___ PROVIDED RECORDS ___

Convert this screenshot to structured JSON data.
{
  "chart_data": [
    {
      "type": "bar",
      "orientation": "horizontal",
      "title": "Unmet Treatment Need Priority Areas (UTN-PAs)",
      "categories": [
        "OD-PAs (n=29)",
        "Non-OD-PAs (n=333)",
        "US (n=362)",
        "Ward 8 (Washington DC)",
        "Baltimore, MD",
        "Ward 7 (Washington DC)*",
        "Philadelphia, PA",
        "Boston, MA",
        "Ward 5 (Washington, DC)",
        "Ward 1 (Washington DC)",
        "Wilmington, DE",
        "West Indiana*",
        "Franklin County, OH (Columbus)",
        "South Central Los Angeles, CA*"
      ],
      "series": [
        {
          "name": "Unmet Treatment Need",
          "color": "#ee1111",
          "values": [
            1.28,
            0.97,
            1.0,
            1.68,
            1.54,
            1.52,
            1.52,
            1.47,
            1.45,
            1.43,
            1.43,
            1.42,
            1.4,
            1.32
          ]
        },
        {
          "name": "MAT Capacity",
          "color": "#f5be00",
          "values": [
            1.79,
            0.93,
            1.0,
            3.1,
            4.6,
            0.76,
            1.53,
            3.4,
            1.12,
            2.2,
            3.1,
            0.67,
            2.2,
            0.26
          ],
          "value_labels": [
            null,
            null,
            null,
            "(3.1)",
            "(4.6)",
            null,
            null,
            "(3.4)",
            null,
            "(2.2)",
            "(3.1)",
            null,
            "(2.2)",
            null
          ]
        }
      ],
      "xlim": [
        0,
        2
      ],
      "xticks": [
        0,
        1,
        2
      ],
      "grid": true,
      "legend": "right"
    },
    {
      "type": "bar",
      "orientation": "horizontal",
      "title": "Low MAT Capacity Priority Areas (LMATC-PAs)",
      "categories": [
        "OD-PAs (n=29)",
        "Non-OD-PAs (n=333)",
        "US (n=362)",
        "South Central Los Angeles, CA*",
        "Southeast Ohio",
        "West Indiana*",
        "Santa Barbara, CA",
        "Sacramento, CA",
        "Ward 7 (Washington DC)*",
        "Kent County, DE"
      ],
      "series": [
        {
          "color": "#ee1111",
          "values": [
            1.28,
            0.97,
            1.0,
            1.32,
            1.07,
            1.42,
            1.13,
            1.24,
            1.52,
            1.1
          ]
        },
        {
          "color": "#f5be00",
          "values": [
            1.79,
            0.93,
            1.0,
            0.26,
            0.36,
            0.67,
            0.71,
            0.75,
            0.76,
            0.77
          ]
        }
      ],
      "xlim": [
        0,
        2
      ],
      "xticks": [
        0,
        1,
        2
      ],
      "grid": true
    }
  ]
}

___

> [REQUIRED TASK]:
Quote all of the entries verbatim.

> [SOLUTION TO THIS EXERCISE]:
Convert this screenshot to structured JSON data.
{
  "chart_data": [
    {
      "type": "bar",
      "orientation": "horizontal",
      "title": "Unmet Treatment Need Priority Areas (UTN-PAs)",
      "categories": [
        "OD-PAs (n=29)",
        "Non-OD-PAs (n=333)",
        "US (n=362)",
        "Ward 8 (Washington DC)",
        "Baltimore, MD",
        "Ward 7 (Washington DC)*",
        "Philadelphia, PA",
        "Boston, MA",
        "Ward 5 (Washington, DC)",
        "Ward 1 (Washington DC)",
        "Wilmington, DE",
        "West Indiana*",
        "Franklin County, OH (Columbus)",
        "South Central Los Angeles, CA*"
      ],
      "series": [
        {
          "name": "Unmet Treatment Need",
          "color": "#ee1111",
          "values": [
            1.28,
            0.97,
            1.0,
            1.68,
            1.54,
            1.52,
            1.52,
            1.47,
            1.45,
            1.43,
            1.43,
            1.42,
            1.4,
            1.32
          ]
        },
        {
          "name": "MAT Capacity",
          "color": "#f5be00",
          "values": [
            1.79,
            0.93,
            1.0,
            3.1,
            4.6,
            0.76,
            1.53,
            3.4,
            1.12,
            2.2,
            3.1,
            0.67,
            2.2,
            0.26
          ],
          "value_labels": [
            null,
            null,
            null,
            "(3.1)",
            "(4.6)",
            null,
            null,
            "(3.4)",
            null,
            "(2.2)",
            "(3.1)",
            null,
            "(2.2)",
            null
          ]
        }
      ],
      "xlim": [
        0,
        2
      ],
      "xticks": [
        0,
        1,
        2
      ],
      "grid": true,
      "legend": "right"
    },
    {
      "type": "bar",
      "orientation": "horizontal",
      "title": "Low MAT Capacity Priority Areas (LMATC-PAs)",
      "categories": [
        "OD-PAs (n=29)",
        "Non-OD-PAs (n=333)",
        "US (n=362)",
        "South Central Los Angeles, CA*",
        "Southeast Ohio",
        "West Indiana*",
        "Santa Barbara, CA",
        "Sacramento, CA",
        "Ward 7 (Washington DC)*",
        "Kent County, DE"
      ],
      "series": [
        {
          "color": "#ee1111",
          "values": [
            1.28,
            0.97,
            1.0,
            1.32,
            1.07,
            1.42,
            1.13,
            1.24,
            1.52,
            1.1
          ]
        },
        {
          "color": "#f5be00",
          "values": [
            1.79,
            0.93,
            1.0,
            0.26,
            0.36,
            0.67,
            0.71,
            0.75,
            0.76,
            0.77
          ]
        }
      ],
      "xlim": [
        0,
        2
      ],
      "xticks": [
        0,
        1,
        2
      ],
      "grid": true
    }
  ]
}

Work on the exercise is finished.